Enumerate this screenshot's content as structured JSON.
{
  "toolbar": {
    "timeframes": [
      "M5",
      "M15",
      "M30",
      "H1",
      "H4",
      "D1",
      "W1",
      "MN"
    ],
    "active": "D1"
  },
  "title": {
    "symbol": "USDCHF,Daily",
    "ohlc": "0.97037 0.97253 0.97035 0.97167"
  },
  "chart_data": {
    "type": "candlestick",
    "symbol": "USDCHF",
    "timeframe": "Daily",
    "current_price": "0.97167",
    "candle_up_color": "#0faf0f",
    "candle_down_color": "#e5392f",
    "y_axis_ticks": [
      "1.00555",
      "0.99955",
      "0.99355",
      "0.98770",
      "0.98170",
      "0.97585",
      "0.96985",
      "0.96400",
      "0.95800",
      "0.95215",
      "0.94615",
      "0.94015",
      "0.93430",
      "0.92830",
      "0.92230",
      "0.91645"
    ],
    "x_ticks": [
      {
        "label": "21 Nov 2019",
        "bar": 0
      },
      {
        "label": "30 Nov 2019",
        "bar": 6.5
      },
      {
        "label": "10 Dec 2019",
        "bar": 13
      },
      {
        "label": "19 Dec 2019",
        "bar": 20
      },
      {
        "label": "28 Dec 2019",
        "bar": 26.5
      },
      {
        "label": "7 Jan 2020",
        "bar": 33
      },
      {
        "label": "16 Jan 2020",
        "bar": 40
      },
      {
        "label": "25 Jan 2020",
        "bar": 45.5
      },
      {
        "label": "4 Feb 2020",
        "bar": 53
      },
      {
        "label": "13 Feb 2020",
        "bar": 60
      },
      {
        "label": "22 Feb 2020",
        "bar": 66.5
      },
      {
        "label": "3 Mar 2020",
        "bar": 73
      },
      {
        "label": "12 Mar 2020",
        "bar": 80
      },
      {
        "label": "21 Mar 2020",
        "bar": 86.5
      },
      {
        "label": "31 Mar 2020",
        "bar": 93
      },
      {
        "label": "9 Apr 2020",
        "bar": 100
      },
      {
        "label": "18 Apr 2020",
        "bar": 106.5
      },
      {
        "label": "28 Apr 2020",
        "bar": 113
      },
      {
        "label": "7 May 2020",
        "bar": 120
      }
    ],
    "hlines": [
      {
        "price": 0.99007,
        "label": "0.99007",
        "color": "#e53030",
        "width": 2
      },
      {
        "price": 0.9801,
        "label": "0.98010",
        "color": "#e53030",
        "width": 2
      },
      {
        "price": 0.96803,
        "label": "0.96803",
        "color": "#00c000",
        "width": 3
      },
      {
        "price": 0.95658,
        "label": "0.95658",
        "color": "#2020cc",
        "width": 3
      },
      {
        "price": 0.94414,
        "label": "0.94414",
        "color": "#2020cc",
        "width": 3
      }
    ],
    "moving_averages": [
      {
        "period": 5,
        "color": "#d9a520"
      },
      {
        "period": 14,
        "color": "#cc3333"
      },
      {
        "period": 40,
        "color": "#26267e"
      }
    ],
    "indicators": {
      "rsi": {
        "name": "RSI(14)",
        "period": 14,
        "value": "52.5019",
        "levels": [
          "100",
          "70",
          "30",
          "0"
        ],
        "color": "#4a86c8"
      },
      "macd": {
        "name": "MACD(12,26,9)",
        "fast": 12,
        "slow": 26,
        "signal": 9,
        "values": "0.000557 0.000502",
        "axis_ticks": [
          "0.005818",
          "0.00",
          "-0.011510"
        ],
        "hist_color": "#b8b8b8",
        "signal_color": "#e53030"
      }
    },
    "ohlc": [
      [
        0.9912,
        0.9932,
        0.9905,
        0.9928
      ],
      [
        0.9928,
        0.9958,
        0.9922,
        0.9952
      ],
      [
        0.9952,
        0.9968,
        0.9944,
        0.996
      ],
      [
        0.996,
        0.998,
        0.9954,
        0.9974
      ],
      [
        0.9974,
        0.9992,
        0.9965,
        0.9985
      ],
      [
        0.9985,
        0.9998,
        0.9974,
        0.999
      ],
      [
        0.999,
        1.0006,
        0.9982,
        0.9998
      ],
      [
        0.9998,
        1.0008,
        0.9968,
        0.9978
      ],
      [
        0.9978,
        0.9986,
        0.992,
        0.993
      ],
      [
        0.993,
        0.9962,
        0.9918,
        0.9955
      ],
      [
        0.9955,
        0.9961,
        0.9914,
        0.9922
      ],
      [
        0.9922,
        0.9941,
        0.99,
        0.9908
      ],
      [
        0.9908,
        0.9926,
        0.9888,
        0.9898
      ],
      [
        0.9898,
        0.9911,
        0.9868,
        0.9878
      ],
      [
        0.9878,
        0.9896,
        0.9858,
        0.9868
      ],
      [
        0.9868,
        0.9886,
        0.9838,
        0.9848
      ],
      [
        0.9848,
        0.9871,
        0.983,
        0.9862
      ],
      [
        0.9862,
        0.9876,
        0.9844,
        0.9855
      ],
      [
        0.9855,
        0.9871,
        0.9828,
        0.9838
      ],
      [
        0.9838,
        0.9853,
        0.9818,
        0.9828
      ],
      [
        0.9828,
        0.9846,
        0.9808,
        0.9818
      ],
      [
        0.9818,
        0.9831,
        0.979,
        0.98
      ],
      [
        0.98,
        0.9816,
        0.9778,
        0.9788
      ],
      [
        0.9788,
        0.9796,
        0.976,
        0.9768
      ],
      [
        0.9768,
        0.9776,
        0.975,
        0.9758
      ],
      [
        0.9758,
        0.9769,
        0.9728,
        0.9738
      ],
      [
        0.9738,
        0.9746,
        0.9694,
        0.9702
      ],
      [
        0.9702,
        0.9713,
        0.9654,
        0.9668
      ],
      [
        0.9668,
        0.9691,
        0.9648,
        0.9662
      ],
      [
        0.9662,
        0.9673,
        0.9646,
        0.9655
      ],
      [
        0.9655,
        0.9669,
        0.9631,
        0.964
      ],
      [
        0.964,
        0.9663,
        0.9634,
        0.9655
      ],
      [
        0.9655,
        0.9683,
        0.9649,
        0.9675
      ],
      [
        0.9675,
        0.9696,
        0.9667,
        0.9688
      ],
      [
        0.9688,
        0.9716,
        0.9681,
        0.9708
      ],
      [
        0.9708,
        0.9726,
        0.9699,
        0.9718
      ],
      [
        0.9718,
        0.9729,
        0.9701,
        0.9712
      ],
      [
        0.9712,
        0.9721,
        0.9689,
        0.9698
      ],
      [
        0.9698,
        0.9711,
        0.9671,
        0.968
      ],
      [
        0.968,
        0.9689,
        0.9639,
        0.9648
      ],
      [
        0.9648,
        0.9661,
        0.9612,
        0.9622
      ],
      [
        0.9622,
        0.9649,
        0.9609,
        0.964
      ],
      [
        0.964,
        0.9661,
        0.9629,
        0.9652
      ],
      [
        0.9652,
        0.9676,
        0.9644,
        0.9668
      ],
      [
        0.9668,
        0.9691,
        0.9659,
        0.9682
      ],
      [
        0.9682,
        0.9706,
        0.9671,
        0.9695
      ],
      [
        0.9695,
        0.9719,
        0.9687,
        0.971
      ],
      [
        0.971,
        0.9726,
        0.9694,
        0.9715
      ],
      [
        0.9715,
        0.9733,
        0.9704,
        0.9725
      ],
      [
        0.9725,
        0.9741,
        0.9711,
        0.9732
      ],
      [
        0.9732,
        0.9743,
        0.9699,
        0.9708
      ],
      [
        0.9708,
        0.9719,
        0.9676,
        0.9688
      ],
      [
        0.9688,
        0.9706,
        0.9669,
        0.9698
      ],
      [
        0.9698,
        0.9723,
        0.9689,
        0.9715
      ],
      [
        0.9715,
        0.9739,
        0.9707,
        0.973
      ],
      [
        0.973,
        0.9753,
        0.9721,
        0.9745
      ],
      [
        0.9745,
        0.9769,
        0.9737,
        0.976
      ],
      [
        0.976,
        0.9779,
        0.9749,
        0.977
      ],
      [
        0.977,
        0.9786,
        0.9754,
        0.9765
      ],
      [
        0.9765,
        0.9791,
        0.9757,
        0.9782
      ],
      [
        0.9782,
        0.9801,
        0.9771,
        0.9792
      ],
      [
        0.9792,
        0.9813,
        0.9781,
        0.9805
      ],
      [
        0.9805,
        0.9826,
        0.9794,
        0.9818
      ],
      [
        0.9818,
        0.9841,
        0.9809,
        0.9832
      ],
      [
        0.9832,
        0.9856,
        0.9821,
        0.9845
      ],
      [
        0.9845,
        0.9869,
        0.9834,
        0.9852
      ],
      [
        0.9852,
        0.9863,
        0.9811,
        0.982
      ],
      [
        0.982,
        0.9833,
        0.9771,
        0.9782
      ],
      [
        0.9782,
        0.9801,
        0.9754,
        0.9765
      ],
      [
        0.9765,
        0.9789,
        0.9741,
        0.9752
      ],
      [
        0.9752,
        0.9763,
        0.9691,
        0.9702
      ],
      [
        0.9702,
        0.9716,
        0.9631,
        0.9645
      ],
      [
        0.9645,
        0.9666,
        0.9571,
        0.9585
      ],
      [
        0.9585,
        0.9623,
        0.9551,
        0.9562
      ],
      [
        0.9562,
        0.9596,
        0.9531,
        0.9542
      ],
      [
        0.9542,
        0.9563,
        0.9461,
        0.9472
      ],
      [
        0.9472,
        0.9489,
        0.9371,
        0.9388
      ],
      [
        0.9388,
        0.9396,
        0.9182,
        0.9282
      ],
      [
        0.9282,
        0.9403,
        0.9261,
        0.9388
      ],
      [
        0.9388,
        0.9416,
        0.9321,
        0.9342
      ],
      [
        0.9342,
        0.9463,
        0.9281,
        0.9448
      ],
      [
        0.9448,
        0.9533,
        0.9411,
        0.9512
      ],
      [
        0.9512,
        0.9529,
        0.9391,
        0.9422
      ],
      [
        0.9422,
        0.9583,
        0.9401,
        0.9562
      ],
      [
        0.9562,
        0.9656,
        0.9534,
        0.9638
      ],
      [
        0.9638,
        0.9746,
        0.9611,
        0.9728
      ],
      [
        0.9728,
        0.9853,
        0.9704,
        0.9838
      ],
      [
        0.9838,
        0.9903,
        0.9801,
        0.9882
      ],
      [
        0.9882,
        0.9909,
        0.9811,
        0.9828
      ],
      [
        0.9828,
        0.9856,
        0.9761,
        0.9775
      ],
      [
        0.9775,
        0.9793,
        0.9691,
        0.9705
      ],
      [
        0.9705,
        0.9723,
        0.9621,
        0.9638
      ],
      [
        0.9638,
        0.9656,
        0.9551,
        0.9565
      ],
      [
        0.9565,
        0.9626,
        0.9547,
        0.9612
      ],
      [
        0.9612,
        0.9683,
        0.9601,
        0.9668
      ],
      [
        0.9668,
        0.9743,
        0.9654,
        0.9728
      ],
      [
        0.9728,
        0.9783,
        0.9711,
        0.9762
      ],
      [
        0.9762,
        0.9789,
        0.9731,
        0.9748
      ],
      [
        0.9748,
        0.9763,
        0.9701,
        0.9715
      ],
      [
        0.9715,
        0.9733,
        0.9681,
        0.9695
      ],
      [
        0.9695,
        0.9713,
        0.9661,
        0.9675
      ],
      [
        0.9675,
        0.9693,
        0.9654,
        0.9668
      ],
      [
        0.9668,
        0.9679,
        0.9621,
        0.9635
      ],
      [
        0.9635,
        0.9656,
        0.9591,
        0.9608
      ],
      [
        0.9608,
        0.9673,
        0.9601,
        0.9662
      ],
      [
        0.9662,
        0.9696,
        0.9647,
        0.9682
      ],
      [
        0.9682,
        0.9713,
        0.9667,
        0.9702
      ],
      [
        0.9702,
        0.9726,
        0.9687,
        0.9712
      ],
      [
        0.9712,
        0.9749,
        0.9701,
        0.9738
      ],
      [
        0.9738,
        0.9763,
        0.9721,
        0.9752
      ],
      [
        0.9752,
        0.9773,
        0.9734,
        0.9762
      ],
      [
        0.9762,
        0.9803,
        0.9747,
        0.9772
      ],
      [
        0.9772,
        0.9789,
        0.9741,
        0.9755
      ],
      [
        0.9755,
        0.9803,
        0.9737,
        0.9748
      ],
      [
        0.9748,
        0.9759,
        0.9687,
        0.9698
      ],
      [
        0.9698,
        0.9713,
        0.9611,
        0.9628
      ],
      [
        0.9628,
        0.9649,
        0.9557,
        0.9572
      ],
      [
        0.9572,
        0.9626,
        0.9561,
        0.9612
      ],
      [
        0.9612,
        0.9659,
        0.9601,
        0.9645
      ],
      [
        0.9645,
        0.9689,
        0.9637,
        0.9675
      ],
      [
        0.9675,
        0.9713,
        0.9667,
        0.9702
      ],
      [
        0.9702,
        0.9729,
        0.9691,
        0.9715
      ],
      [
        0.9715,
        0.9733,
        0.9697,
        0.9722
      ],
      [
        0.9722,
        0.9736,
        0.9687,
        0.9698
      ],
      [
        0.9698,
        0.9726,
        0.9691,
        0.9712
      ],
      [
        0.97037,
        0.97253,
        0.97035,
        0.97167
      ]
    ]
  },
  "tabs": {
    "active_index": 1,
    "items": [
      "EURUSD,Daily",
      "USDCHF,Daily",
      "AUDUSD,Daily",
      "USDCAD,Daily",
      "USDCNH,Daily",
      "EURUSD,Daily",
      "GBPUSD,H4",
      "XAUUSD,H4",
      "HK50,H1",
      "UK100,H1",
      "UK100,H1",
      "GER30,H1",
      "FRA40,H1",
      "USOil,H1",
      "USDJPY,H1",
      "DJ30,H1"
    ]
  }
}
•••••
■ **The problem**:
In the lines above, locate the string "Daily". Copy every line where it occurs.

■ **In response**:
    "symbol": "USDCHF,Daily",
    "timeframe": "Daily",
      "EURUSD,Daily",
      "USDCHF,Daily",
      "AUDUSD,Daily",
      "USDCAD,Daily",
      "USDCNH,Daily",
      "EURUSD,Daily",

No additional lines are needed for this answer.